Back in the Stone Age when I was flight training, it was rare to get to fly an aircraft equipped with much in the way of avionics.
The point is that, even back then, autopilots seemed to be fickle beasts that couldn’t be easily fixed when something went awry. Considering that it’s now a few decades later and those exact same aircraft are still on the flight line, things haven’t improved much.
When autopilots work, they are a valuable safety tool. However, when they don’t work, the problems can be intermittent and difficult to replicate on the ground. The challenge is usually diagnosing the issue, not fixing it.
Before we talk about what to do if your autopilot is acting up, let’s talk about what not to do. Here is the first commandment of autopilot maintenance: Thou shalt not randomly overhaul components. If your A&P thinks it “might” be the computer, servo, etc., don’t just pull the component and send it for overhaul. Chances are more likely than not that this experiment will be followed by another and another until the root cause is found (or not found) thousands of dollars later.

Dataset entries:

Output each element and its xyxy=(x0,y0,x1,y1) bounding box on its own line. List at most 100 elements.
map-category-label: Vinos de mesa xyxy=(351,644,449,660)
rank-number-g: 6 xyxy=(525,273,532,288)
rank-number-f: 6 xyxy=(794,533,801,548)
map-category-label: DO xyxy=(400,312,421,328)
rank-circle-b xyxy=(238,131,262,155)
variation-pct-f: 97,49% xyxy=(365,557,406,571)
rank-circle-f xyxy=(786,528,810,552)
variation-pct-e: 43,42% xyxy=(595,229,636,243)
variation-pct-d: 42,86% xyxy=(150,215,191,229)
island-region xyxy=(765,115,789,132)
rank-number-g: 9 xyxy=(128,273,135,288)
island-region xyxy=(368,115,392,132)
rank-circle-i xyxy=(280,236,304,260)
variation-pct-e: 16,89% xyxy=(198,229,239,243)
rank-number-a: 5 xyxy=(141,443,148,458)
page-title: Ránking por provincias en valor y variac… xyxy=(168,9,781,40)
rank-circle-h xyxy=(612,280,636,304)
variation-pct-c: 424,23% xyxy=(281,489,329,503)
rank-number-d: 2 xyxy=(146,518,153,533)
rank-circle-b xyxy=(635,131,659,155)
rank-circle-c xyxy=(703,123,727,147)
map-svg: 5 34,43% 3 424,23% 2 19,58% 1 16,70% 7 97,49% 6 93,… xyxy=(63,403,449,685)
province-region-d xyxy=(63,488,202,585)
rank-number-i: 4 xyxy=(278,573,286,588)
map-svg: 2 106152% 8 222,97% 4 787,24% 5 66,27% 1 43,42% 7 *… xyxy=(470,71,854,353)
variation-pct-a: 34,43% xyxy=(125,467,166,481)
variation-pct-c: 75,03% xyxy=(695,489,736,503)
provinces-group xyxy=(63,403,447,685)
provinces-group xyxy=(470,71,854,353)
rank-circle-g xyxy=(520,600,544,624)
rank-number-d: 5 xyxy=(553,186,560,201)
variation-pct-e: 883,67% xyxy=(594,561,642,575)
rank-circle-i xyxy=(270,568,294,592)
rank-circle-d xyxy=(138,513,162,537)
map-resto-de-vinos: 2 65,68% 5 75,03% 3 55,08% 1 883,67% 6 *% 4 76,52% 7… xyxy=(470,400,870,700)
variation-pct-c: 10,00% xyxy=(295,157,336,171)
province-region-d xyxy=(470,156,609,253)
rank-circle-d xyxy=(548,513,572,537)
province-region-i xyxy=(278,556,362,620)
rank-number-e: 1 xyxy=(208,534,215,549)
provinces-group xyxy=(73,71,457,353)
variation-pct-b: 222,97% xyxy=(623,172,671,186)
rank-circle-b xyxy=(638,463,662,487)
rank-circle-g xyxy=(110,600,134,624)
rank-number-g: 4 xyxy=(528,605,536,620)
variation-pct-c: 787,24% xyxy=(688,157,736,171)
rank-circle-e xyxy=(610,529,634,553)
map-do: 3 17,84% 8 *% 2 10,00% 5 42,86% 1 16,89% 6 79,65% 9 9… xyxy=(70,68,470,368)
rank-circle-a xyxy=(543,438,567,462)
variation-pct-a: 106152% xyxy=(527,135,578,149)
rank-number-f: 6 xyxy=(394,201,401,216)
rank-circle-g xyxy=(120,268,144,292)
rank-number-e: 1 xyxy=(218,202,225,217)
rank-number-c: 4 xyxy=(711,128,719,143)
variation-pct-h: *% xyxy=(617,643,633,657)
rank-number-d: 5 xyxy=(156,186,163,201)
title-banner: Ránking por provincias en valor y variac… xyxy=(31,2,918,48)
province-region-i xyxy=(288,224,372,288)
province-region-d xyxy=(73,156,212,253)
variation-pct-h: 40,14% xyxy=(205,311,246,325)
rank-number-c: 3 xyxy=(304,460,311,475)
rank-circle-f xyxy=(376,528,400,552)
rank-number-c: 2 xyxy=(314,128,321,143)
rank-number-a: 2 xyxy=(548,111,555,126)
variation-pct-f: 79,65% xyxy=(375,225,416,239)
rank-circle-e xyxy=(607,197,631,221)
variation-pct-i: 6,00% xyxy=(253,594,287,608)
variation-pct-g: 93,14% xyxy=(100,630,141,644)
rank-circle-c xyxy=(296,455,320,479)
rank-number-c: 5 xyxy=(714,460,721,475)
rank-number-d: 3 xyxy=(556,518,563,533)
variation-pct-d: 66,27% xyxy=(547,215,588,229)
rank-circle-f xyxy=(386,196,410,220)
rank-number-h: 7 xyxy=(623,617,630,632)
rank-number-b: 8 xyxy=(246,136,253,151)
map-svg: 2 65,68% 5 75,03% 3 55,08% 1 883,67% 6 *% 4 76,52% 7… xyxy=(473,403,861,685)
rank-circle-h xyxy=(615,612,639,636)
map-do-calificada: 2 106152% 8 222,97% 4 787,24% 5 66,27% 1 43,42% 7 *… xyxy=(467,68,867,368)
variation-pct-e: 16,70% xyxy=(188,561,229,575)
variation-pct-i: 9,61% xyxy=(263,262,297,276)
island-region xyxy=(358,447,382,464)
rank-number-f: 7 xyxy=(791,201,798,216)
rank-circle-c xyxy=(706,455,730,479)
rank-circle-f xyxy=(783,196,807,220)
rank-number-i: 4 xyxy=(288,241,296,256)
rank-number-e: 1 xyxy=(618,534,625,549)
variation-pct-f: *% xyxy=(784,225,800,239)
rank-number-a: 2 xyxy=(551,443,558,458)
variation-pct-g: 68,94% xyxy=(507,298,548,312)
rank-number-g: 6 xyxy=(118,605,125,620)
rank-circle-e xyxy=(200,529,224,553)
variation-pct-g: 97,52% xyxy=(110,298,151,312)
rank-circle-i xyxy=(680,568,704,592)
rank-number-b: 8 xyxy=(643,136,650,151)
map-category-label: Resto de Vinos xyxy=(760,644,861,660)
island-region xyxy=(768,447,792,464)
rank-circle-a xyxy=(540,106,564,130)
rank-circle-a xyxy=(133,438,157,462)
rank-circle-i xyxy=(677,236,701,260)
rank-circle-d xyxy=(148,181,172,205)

Work instructions: In the passage on autopilot maintenance, what is the first commandment of autopilot maintenance?

Answer section: Thou shalt not randomly overhaul components.